··· Data supplied
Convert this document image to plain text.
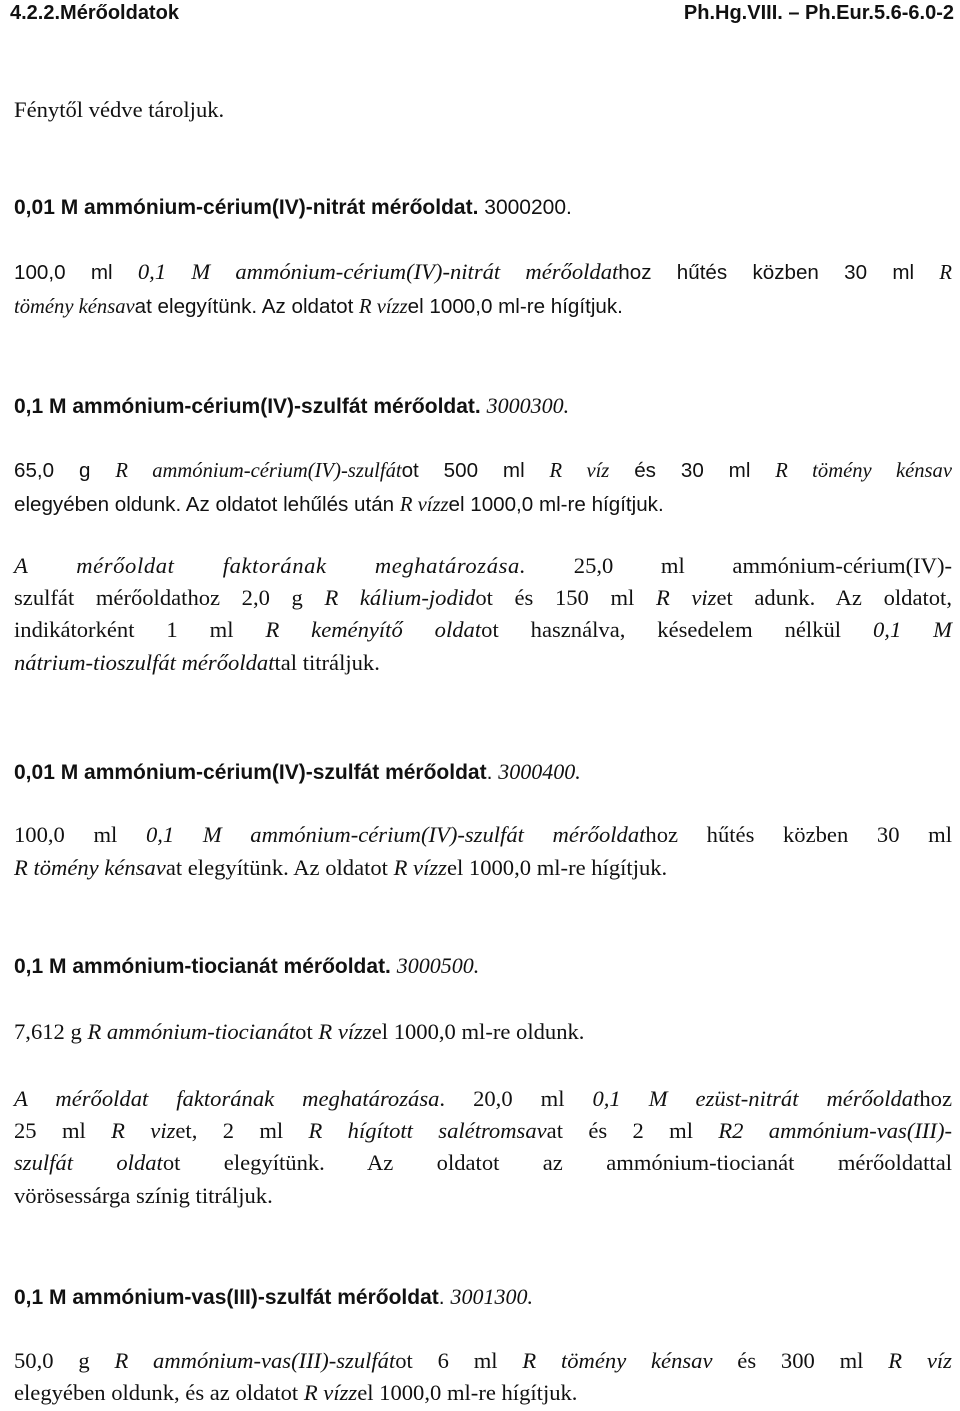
4.2.2.Mérőoldatok	Ph.Hg.VIII. – Ph.Eur.5.6-6.0-2

Fénytől védve tároljuk.

0,01 M ammónium-cérium(IV)-nitrát mérőoldat. 3000200.
100,0 ml 0,1 M ammónium-cérium(IV)-nitrát mérőoldathoz hűtés közben 30 ml R
tömény kénsavat elegyítünk. Az oldatot R vízzel 1000,0 ml-re hígítjuk.
0,1 M ammónium-cérium(IV)-szulfát mérőoldat. 3000300.
65,0 g R ammónium-cérium(IV)-szulfátot 500 ml R víz és 30 ml R tömény kénsav
elegyében oldunk. Az oldatot lehűlés után R vízzel 1000,0 ml-re hígítjuk.
A mérőoldat faktorának meghatározása. 25,0 ml ammónium-cérium(IV)-
szulfát mérőoldathoz 2,0 g R kálium-jodidot és 150 ml R vizet adunk. Az oldatot,
indikátorként 1 ml R keményítő oldatot használva, késedelem nélkül 0,1 M
nátrium-tioszulfát mérőoldattal titráljuk.
0,01 M ammónium-cérium(IV)-szulfát mérőoldat. 3000400.
100,0 ml 0,1 M ammónium-cérium(IV)-szulfát mérőoldathoz hűtés közben 30 ml
R tömény kénsavat elegyítünk. Az oldatot R vízzel 1000,0 ml-re hígítjuk.
0,1 M ammónium-tiocianát mérőoldat. 3000500.
7,612 g R ammónium-tiocianátot R vízzel 1000,0 ml-re oldunk.
A mérőoldat faktorának meghatározása. 20,0 ml 0,1 M ezüst-nitrát mérőoldathoz
25 ml R vizet, 2 ml R hígított salétromsavat és 2 ml R2 ammónium-vas(III)-
szulfát oldatot elegyítünk. Az oldatot az ammónium-tiocianát mérőoldattal
vörösessárga színig titráljuk.
0,1 M ammónium-vas(III)-szulfát mérőoldat. 3001300.
50,0 g R ammónium-vas(III)-szulfátot 6 ml R tömény kénsav és 300 ml R víz
elegyében oldunk, és az oldatot R vízzel 1000,0 ml-re hígítjuk.
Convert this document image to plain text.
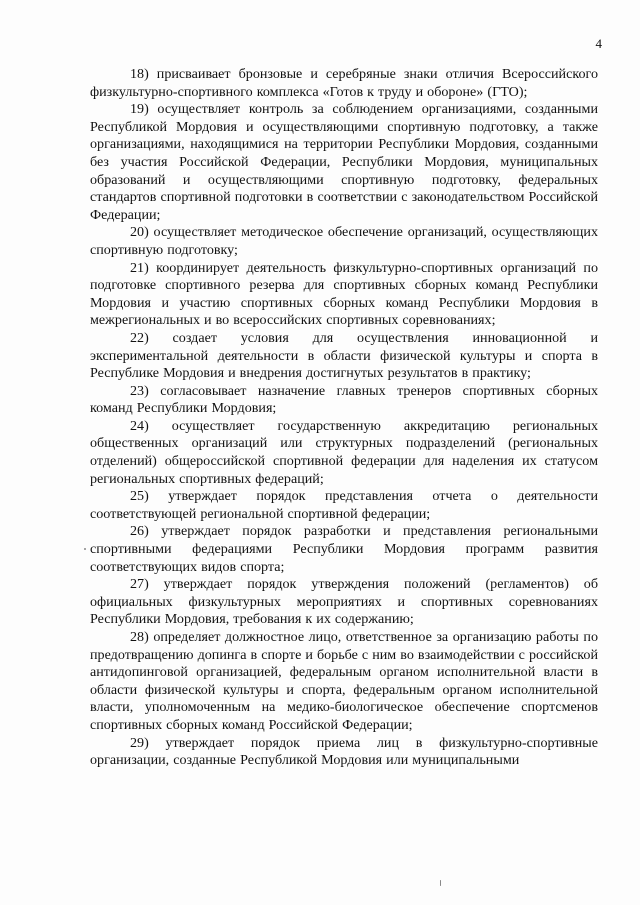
4

18) присваивает бронзовые и серебряные знаки отличия Всероссийского физкультурно-спортивного комплекса «Готов к труду и обороне» (ГТО);

19) осуществляет контроль за соблюдением организациями, созданными Республикой Мордовия и осуществляющими спортивную подготовку, а также организациями, находящимися на территории Республики Мордовия, созданными без участия Российской Федерации, Республики Мордовия, муниципальных образований и осуществляющими спортивную подготовку, федеральных стандартов спортивной подготовки в соответствии с законодательством Российской Федерации;

20) осуществляет методическое обеспечение организаций, осуществляющих спортивную подготовку;

21) координирует деятельность физкультурно-спортивных организаций по подготовке спортивного резерва для спортивных сборных команд Республики Мордовия и участию спортивных сборных команд Республики Мордовия в межрегиональных и во всероссийских спортивных соревнованиях;

22) создает условия для осуществления инновационной и экспериментальной деятельности в области физической культуры и спорта в Республике Мордовия и внедрения достигнутых результатов в практику;

23) согласовывает назначение главных тренеров спортивных сборных команд Республики Мордовия;

24) осуществляет государственную аккредитацию региональных общественных организаций или структурных подразделений (региональных отделений) общероссийской спортивной федерации для наделения их статусом региональных спортивных федераций;

25) утверждает порядок представления отчета о деятельности соответствующей региональной спортивной федерации;

26) утверждает порядок разработки и представления региональными спортивными федерациями Республики Мордовия программ развития соответствующих видов спорта;

27) утверждает порядок утверждения положений (регламентов) об официальных физкультурных мероприятиях и спортивных соревнованиях Республики Мордовия, требования к их содержанию;

28) определяет должностное лицо, ответственное за организацию работы по предотвращению допинга в спорте и борьбе с ним во взаимодействии с российской антидопинговой организацией, федеральным органом исполнительной власти в области физической культуры и спорта, федеральным органом исполнительной власти, уполномоченным на медико-биологическое обеспечение спортсменов спортивных сборных команд Российской Федерации;

29) утверждает порядок приема лиц в физкультурно-спортивные организации, созданные Республикой Мордовия или муниципальными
······
### Exercise description
Each record should be quoted exactly, with the images omitted.

### Written response
Convert this document image to plain text.
4.2.2.Mérőoldatok	Ph.Hg.VIII. – Ph.Eur.5.6-6.0-2

Fénytől védve tároljuk.

0,01 M ammónium-cérium(IV)-nitrát mérőoldat. 3000200.
100,0 ml 0,1 M ammónium-cérium(IV)-nitrát mérőoldathoz hűtés közben 30 ml R
tömény kénsavat elegyítünk. Az oldatot R vízzel 1000,0 ml-re hígítjuk.
0,1 M ammónium-cérium(IV)-szulfát mérőoldat. 3000300.
65,0 g R ammónium-cérium(IV)-szulfátot 500 ml R víz és 30 ml R tömény kénsav
elegyében oldunk. Az oldatot lehűlés után R vízzel 1000,0 ml-re hígítjuk.
A mérőoldat faktorának meghatározása. 25,0 ml ammónium-cérium(IV)-
szulfát mérőoldathoz 2,0 g R kálium-jodidot és 150 ml R vizet adunk. Az oldatot,
indikátorként 1 ml R keményítő oldatot használva, késedelem nélkül 0,1 M
nátrium-tioszulfát mérőoldattal titráljuk.
0,01 M ammónium-cérium(IV)-szulfát mérőoldat. 3000400.
100,0 ml 0,1 M ammónium-cérium(IV)-szulfát mérőoldathoz hűtés közben 30 ml
R tömény kénsavat elegyítünk. Az oldatot R vízzel 1000,0 ml-re hígítjuk.
0,1 M ammónium-tiocianát mérőoldat. 3000500.
7,612 g R ammónium-tiocianátot R vízzel 1000,0 ml-re oldunk.
A mérőoldat faktorának meghatározása. 20,0 ml 0,1 M ezüst-nitrát mérőoldathoz
25 ml R vizet, 2 ml R hígított salétromsavat és 2 ml R2 ammónium-vas(III)-
szulfát oldatot elegyítünk. Az oldatot az ammónium-tiocianát mérőoldattal
vörösessárga színig titráljuk.
0,1 M ammónium-vas(III)-szulfát mérőoldat. 3001300.
50,0 g R ammónium-vas(III)-szulfátot 6 ml R tömény kénsav és 300 ml R víz
elegyében oldunk, és az oldatot R vízzel 1000,0 ml-re hígítjuk.
Convert this document image to plain text.
4

18) присваивает бронзовые и серебряные знаки отличия Всероссийского физкультурно-спортивного комплекса «Готов к труду и обороне» (ГТО);

19) осуществляет контроль за соблюдением организациями, созданными Республикой Мордовия и осуществляющими спортивную подготовку, а также организациями, находящимися на территории Республики Мордовия, созданными без участия Российской Федерации, Республики Мордовия, муниципальных образований и осуществляющими спортивную подготовку, федеральных стандартов спортивной подготовки в соответствии с законодательством Российской Федерации;

20) осуществляет методическое обеспечение организаций, осуществляющих спортивную подготовку;

21) координирует деятельность физкультурно-спортивных организаций по подготовке спортивного резерва для спортивных сборных команд Республики Мордовия и участию спортивных сборных команд Республики Мордовия в межрегиональных и во всероссийских спортивных соревнованиях;

22) создает условия для осуществления инновационной и экспериментальной деятельности в области физической культуры и спорта в Республике Мордовия и внедрения достигнутых результатов в практику;

23) согласовывает назначение главных тренеров спортивных сборных команд Республики Мордовия;

24) осуществляет государственную аккредитацию региональных общественных организаций или структурных подразделений (региональных отделений) общероссийской спортивной федерации для наделения их статусом региональных спортивных федераций;

25) утверждает порядок представления отчета о деятельности соответствующей региональной спортивной федерации;

26) утверждает порядок разработки и представления региональными спортивными федерациями Республики Мордовия программ развития соответствующих видов спорта;

27) утверждает порядок утверждения положений (регламентов) об официальных физкультурных мероприятиях и спортивных соревнованиях Республики Мордовия, требования к их содержанию;

28) определяет должностное лицо, ответственное за организацию работы по предотвращению допинга в спорте и борьбе с ним во взаимодействии с российской антидопинговой организацией, федеральным органом исполнительной власти в области физической культуры и спорта, федеральным органом исполнительной власти, уполномоченным на медико-биологическое обеспечение спортсменов спортивных сборных команд Российской Федерации;

29) утверждает порядок приема лиц в физкультурно-спортивные организации, созданные Республикой Мордовия или муниципальными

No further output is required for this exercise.